Start Entries provided

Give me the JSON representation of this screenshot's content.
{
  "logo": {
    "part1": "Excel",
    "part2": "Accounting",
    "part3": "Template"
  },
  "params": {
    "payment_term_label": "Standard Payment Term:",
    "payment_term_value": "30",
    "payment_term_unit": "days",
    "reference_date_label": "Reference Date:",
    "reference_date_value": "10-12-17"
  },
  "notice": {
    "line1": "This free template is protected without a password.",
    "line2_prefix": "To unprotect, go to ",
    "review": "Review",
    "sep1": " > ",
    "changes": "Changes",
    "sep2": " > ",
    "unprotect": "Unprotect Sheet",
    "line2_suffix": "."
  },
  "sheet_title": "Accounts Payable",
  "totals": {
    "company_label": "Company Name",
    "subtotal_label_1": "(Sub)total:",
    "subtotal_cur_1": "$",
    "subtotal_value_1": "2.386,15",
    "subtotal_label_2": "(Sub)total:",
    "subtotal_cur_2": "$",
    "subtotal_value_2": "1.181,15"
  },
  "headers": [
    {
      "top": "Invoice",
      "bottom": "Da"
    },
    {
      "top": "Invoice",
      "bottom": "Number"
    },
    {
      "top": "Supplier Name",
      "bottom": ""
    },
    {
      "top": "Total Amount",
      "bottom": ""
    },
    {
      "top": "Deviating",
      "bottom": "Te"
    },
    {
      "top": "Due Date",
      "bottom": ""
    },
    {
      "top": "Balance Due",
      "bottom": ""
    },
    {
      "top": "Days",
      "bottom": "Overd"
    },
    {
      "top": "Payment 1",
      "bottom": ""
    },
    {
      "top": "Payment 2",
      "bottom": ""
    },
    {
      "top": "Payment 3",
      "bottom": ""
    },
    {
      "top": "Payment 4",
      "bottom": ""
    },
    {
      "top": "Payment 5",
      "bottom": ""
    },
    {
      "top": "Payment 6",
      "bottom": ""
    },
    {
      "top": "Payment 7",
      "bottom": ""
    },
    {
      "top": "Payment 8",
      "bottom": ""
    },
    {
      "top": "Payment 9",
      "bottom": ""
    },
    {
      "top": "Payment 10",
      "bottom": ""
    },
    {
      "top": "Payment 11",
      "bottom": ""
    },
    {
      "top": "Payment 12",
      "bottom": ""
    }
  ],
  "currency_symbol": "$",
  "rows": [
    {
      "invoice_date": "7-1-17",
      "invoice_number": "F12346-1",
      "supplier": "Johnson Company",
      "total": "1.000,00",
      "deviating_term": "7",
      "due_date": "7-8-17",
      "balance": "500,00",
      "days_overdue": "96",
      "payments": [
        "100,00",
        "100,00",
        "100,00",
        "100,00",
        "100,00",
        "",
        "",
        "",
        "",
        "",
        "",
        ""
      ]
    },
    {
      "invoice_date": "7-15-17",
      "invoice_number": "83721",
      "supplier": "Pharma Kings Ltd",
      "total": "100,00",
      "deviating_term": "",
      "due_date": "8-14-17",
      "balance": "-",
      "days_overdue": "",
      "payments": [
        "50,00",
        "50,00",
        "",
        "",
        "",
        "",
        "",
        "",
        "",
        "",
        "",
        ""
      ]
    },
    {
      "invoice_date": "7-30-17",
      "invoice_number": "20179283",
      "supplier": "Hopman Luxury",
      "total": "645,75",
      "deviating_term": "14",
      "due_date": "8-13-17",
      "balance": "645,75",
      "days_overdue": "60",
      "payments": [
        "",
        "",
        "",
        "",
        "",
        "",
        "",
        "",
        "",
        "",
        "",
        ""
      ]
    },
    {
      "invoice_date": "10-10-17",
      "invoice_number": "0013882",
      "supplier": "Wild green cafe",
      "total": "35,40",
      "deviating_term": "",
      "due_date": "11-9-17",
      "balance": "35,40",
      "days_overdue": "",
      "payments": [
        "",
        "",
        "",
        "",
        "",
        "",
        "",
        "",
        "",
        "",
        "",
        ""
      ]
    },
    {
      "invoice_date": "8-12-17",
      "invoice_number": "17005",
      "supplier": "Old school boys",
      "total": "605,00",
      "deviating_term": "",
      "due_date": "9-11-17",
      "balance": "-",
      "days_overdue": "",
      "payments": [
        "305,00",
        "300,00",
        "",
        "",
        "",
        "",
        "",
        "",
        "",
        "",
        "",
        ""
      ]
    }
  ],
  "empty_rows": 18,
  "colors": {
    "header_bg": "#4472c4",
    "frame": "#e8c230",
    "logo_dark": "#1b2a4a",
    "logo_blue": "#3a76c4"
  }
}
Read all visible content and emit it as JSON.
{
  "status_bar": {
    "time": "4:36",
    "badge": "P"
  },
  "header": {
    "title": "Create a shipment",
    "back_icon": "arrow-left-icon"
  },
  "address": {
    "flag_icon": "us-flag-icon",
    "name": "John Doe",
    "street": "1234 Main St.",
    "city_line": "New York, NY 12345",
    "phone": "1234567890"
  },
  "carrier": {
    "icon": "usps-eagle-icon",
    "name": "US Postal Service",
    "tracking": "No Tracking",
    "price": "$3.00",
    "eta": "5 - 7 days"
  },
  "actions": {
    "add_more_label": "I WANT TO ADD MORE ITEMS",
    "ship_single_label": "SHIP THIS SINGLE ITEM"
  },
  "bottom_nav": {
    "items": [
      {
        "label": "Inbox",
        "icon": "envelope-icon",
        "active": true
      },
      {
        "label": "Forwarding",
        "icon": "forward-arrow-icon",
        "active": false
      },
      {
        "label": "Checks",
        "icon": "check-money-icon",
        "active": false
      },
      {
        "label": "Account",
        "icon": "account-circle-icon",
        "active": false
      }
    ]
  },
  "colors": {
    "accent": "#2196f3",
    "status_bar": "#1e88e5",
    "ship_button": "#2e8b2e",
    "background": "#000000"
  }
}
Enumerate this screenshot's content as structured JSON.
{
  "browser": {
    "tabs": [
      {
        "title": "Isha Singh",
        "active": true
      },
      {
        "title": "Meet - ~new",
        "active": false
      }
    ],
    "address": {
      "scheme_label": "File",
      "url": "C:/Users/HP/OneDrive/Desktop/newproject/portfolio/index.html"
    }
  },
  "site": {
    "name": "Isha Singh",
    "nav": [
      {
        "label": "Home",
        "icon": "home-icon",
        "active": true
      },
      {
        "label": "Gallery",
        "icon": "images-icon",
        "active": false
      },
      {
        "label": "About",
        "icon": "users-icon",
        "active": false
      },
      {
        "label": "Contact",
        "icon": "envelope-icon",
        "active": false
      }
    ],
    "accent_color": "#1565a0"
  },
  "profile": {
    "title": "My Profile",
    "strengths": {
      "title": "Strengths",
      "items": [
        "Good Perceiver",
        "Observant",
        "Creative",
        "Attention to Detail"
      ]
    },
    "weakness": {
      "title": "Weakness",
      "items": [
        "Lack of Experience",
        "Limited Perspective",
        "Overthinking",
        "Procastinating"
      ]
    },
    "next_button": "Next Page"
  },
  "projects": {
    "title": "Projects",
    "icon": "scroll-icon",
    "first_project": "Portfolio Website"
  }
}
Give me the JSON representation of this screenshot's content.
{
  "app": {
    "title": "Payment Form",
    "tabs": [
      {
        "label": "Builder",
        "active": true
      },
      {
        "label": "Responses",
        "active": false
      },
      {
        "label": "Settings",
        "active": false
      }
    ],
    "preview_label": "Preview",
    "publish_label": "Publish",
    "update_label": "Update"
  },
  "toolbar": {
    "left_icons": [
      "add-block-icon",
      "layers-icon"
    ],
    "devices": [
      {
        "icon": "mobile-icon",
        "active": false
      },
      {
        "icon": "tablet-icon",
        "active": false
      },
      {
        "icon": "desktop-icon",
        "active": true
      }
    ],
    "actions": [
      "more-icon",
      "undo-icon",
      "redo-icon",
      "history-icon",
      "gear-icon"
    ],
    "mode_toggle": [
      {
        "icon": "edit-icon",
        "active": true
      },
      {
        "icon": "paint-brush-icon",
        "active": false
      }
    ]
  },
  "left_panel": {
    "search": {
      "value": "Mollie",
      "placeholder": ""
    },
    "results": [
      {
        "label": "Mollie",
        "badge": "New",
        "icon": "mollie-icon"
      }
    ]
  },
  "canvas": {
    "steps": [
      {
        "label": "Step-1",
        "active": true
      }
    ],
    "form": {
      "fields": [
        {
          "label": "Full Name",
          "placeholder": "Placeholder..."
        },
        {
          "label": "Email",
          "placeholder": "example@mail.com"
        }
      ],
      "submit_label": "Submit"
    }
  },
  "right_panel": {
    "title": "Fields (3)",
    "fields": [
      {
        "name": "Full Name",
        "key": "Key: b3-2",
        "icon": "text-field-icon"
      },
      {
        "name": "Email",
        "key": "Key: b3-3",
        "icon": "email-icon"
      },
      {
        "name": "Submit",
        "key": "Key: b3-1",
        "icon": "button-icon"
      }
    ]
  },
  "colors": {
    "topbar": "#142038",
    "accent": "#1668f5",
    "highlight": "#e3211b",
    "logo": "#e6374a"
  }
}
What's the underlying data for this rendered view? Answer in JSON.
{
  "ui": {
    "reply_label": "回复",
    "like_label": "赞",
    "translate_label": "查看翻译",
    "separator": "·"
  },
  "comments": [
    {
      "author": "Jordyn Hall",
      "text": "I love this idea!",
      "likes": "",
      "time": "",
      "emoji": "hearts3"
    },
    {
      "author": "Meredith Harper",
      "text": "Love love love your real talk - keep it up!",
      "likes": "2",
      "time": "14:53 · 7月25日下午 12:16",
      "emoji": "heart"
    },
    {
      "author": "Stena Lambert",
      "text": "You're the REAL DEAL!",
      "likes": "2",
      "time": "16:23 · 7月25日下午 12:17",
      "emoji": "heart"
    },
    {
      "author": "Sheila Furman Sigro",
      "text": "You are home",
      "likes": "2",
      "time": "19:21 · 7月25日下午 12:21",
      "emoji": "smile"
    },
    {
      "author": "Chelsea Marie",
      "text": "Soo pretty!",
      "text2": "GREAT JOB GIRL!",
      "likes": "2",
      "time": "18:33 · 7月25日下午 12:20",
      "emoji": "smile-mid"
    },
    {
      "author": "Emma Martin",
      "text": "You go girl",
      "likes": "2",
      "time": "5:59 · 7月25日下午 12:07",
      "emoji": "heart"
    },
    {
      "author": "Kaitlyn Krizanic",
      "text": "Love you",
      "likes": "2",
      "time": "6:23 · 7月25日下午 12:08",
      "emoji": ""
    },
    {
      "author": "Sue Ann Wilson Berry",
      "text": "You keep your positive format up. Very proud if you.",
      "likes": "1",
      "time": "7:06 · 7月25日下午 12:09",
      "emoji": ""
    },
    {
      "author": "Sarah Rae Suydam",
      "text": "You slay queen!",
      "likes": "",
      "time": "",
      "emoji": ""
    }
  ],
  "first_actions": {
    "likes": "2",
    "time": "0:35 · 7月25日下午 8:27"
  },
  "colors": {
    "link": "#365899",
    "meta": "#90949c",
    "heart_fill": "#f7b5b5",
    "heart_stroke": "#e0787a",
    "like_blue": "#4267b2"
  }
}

End Entries provided

What to produce: Give only the number of lines in the entries that contain "unprotect".

Answer to the problem: 2